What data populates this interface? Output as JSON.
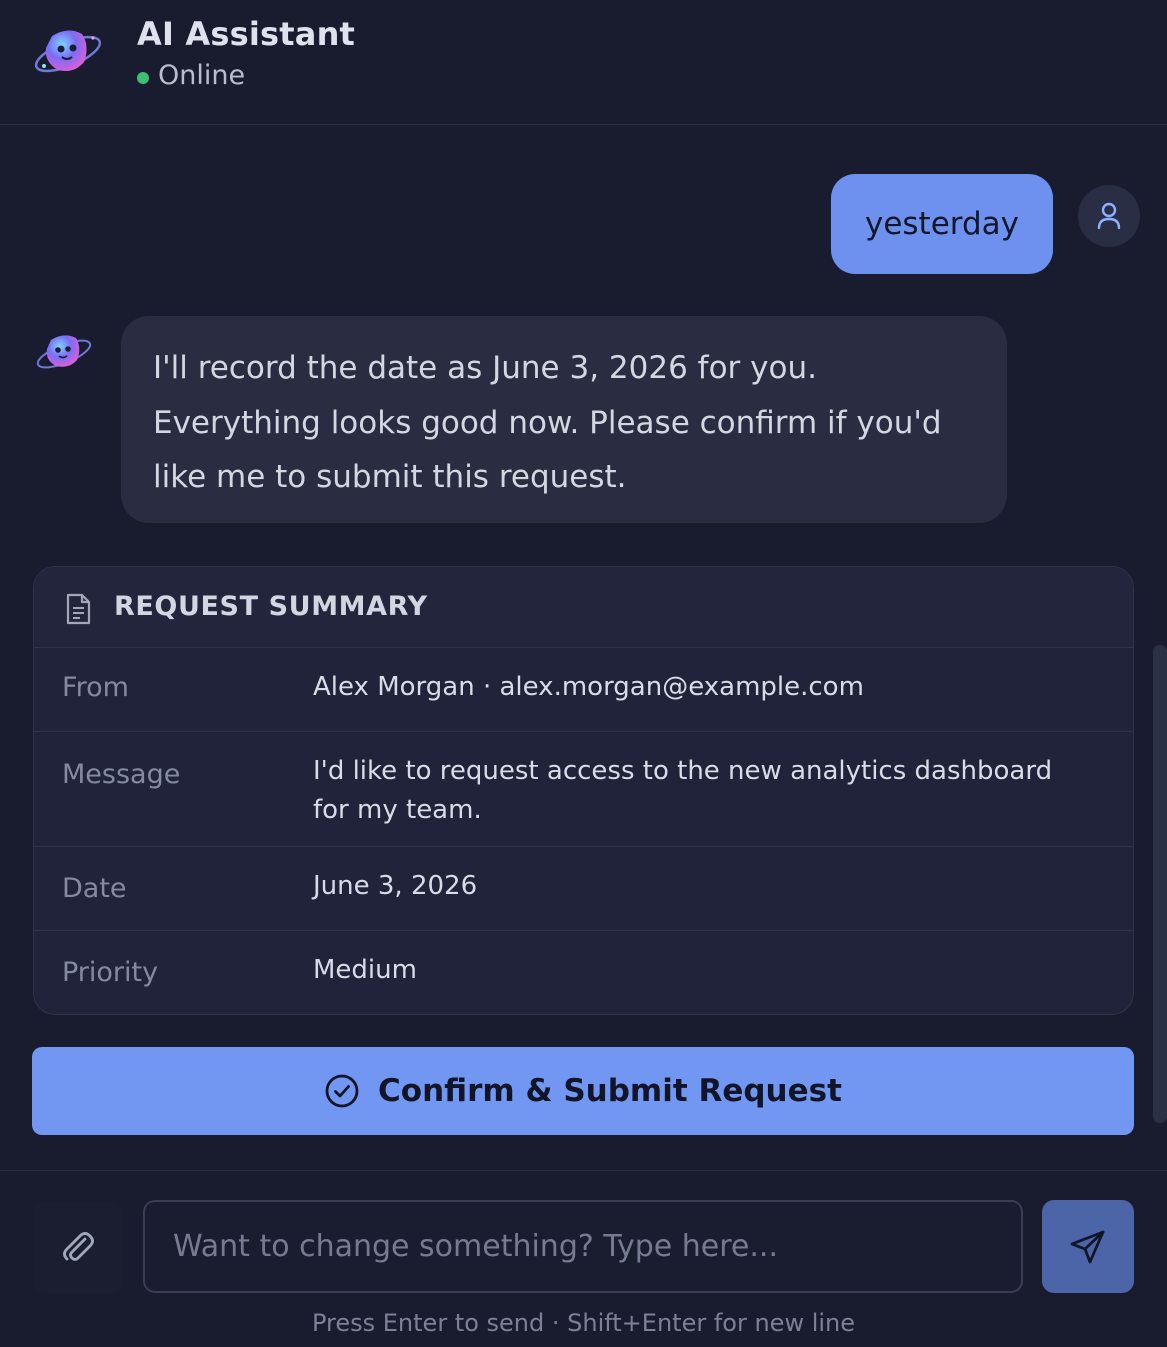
{
  "header": {
    "title": "AI Assistant",
    "status": "Online",
    "status_color": "#3fbf74",
    "logo_icon": "planet-mascot-icon"
  },
  "messages": {
    "user": {
      "text": "yesterday",
      "avatar_icon": "user-icon"
    },
    "assistant": {
      "avatar_icon": "planet-mascot-icon",
      "text": "I'll record the date as June 3, 2026 for you. Everything looks good now. Please confirm if you'd like me to submit this request."
    }
  },
  "summary": {
    "title": "REQUEST SUMMARY",
    "icon": "document-icon",
    "rows": [
      {
        "label": "From",
        "value": "Alex Morgan · alex.morgan@example.com"
      },
      {
        "label": "Message",
        "value": "I'd like to request access to the new analytics dashboard for my team."
      },
      {
        "label": "Date",
        "value": "June 3, 2026"
      },
      {
        "label": "Priority",
        "value": "Medium"
      }
    ]
  },
  "confirm_button": {
    "label": "Confirm & Submit Request",
    "icon": "check-circle-icon"
  },
  "composer": {
    "placeholder": "Want to change something? Type here...",
    "value": "",
    "attach_icon": "paperclip-icon",
    "send_icon": "send-icon",
    "hint": "Press Enter to send · Shift+Enter for new line"
  },
  "colors": {
    "background": "#191c2e",
    "accent": "#7197f3",
    "user_bubble": "#6e90ef",
    "assistant_bubble": "#2a2d42"
  }
}
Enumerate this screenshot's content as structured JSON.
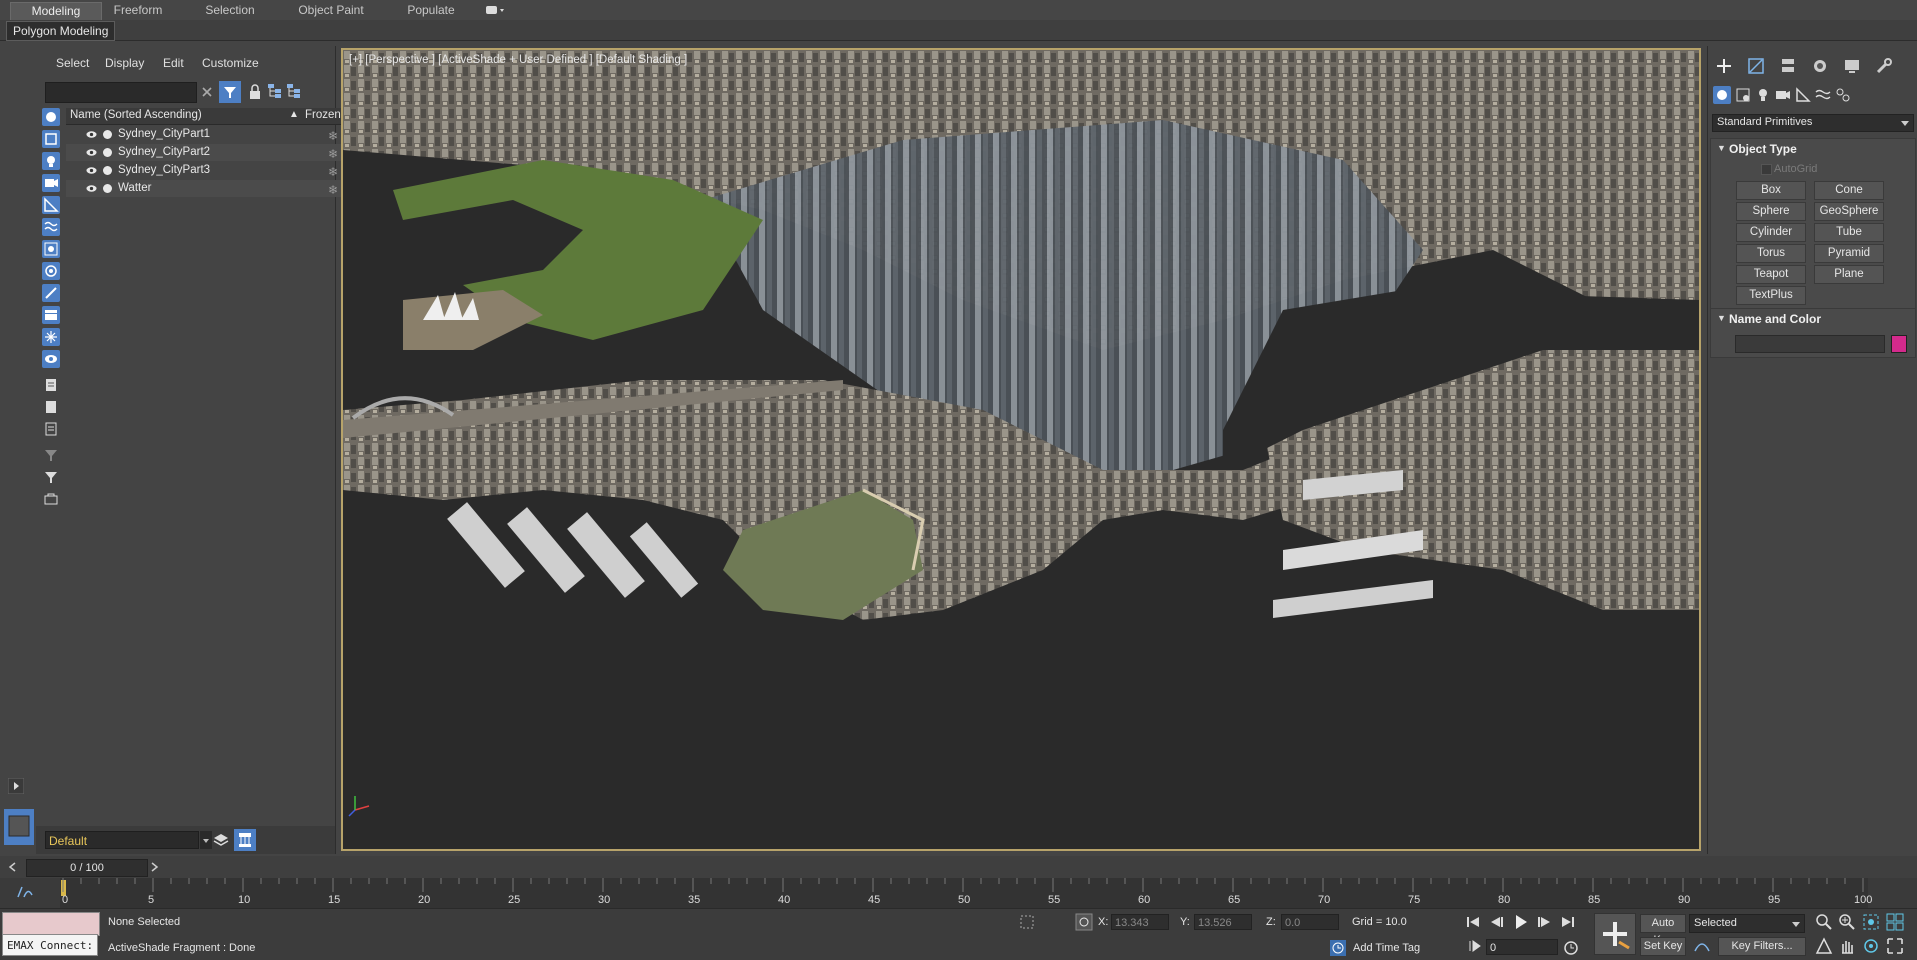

### Exercise objective
Reproduce the records verbatim, omitting all images they contain.

### Correct output
What data populates this interface? Output as JSON.
{
  "header": {
    "title": "AI Assistant",
    "status": "Online",
    "status_color": "#3fbf74",
    "logo_icon": "planet-mascot-icon"
  },
  "messages": {
    "user": {
      "text": "yesterday",
      "avatar_icon": "user-icon"
    },
    "assistant": {
      "avatar_icon": "planet-mascot-icon",
      "text": "I'll record the date as June 3, 2026 for you. Everything looks good now. Please confirm if you'd like me to submit this request."
    }
  },
  "summary": {
    "title": "REQUEST SUMMARY",
    "icon": "document-icon",
    "rows": [
      {
        "label": "From",
        "value": "Alex Morgan · alex.morgan@example.com"
      },
      {
        "label": "Message",
        "value": "I'd like to request access to the new analytics dashboard for my team."
      },
      {
        "label": "Date",
        "value": "June 3, 2026"
      },
      {
        "label": "Priority",
        "value": "Medium"
      }
    ]
  },
  "confirm_button": {
    "label": "Confirm & Submit Request",
    "icon": "check-circle-icon"
  },
  "composer": {
    "placeholder": "Want to change something? Type here...",
    "value": "",
    "attach_icon": "paperclip-icon",
    "send_icon": "send-icon",
    "hint": "Press Enter to send · Shift+Enter for new line"
  },
  "colors": {
    "background": "#191c2e",
    "accent": "#7197f3",
    "user_bubble": "#6e90ef",
    "assistant_bubble": "#2a2d42"
  }
}
Enumerate this screenshot's content as structured JSON.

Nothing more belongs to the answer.